_EXERCISE BRIEF_
Pictures do not belong in the copy, so please give every entry below again exactly.

Source records
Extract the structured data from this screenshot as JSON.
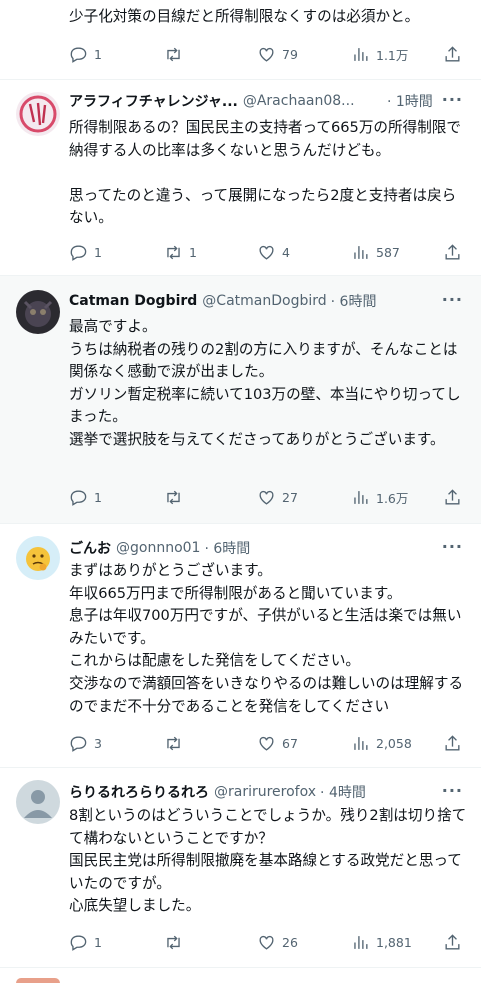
{
  "tweets": [
    {
      "body": "少子化対策の目線だと所得制限なくすのは必須かと。",
      "reply": "1",
      "retweet": "",
      "like": "79",
      "views": "1.1万"
    },
    {
      "name": "アラフィフチャレンジャ...",
      "handle": "@Arachaan08...",
      "time": "· 1時間",
      "body": "所得制限あるの？国民民主の支持者って665万の所得制限で納得する人の比率は多くないと思うんだけども。\n\n思ってたのと違う、って展開になったら2度と支持者は戻らない。",
      "reply": "1",
      "retweet": "1",
      "like": "4",
      "views": "587"
    },
    {
      "name": "Catman Dogbird",
      "handle": "@CatmanDogbird",
      "time": "· 6時間",
      "body": "最高ですよ。\nうちは納税者の残りの2割の方に入りますが、そんなことは関係なく感動で涙が出ました。\nガソリン暫定税率に続いて103万の壁、本当にやり切ってしまった。\n選挙で選択肢を与えてくださってありがとうございます。",
      "reply": "1",
      "retweet": "",
      "like": "27",
      "views": "1.6万"
    },
    {
      "name": "ごんお",
      "handle": "@gonnno01",
      "time": "· 6時間",
      "body": "まずはありがとうございます。\n年収665万円まで所得制限があると聞いています。\n息子は年収700万円ですが、子供がいると生活は楽では無いみたいです。\nこれからは配慮をした発信をしてください。\n交渉なので満額回答をいきなりやるのは難しいのは理解するのでまだ不十分であることを発信をしてください",
      "reply": "3",
      "retweet": "",
      "like": "67",
      "views": "2,058"
    },
    {
      "name": "らりるれろらりるれろ",
      "handle": "@rarirurerofox",
      "time": "· 4時間",
      "body": "8割というのはどういうことでしょうか。残り2割は切り捨てて構わないということですか？\n国民民主党は所得制限撤廃を基本路線とする政党だと思っていたのですが。\n心底失望しました。",
      "reply": "1",
      "retweet": "",
      "like": "26",
      "views": "1,881"
    }
  ]
}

_TASK SOLUTION_
Extract the structured data from this screenshot as JSON.
{
  "tweets": [
    {
      "body": "少子化対策の目線だと所得制限なくすのは必須かと。",
      "reply": "1",
      "retweet": "",
      "like": "79",
      "views": "1.1万"
    },
    {
      "name": "アラフィフチャレンジャ...",
      "handle": "@Arachaan08...",
      "time": "· 1時間",
      "body": "所得制限あるの？国民民主の支持者って665万の所得制限で納得する人の比率は多くないと思うんだけども。\n\n思ってたのと違う、って展開になったら2度と支持者は戻らない。",
      "reply": "1",
      "retweet": "1",
      "like": "4",
      "views": "587"
    },
    {
      "name": "Catman Dogbird",
      "handle": "@CatmanDogbird",
      "time": "· 6時間",
      "body": "最高ですよ。\nうちは納税者の残りの2割の方に入りますが、そんなことは関係なく感動で涙が出ました。\nガソリン暫定税率に続いて103万の壁、本当にやり切ってしまった。\n選挙で選択肢を与えてくださってありがとうございます。",
      "reply": "1",
      "retweet": "",
      "like": "27",
      "views": "1.6万"
    },
    {
      "name": "ごんお",
      "handle": "@gonnno01",
      "time": "· 6時間",
      "body": "まずはありがとうございます。\n年収665万円まで所得制限があると聞いています。\n息子は年収700万円ですが、子供がいると生活は楽では無いみたいです。\nこれからは配慮をした発信をしてください。\n交渉なので満額回答をいきなりやるのは難しいのは理解するのでまだ不十分であることを発信をしてください",
      "reply": "3",
      "retweet": "",
      "like": "67",
      "views": "2,058"
    },
    {
      "name": "らりるれろらりるれろ",
      "handle": "@rarirurerofox",
      "time": "· 4時間",
      "body": "8割というのはどういうことでしょうか。残り2割は切り捨てて構わないということですか？\n国民民主党は所得制限撤廃を基本路線とする政党だと思っていたのですが。\n心底失望しました。",
      "reply": "1",
      "retweet": "",
      "like": "26",
      "views": "1,881"
    }
  ]
}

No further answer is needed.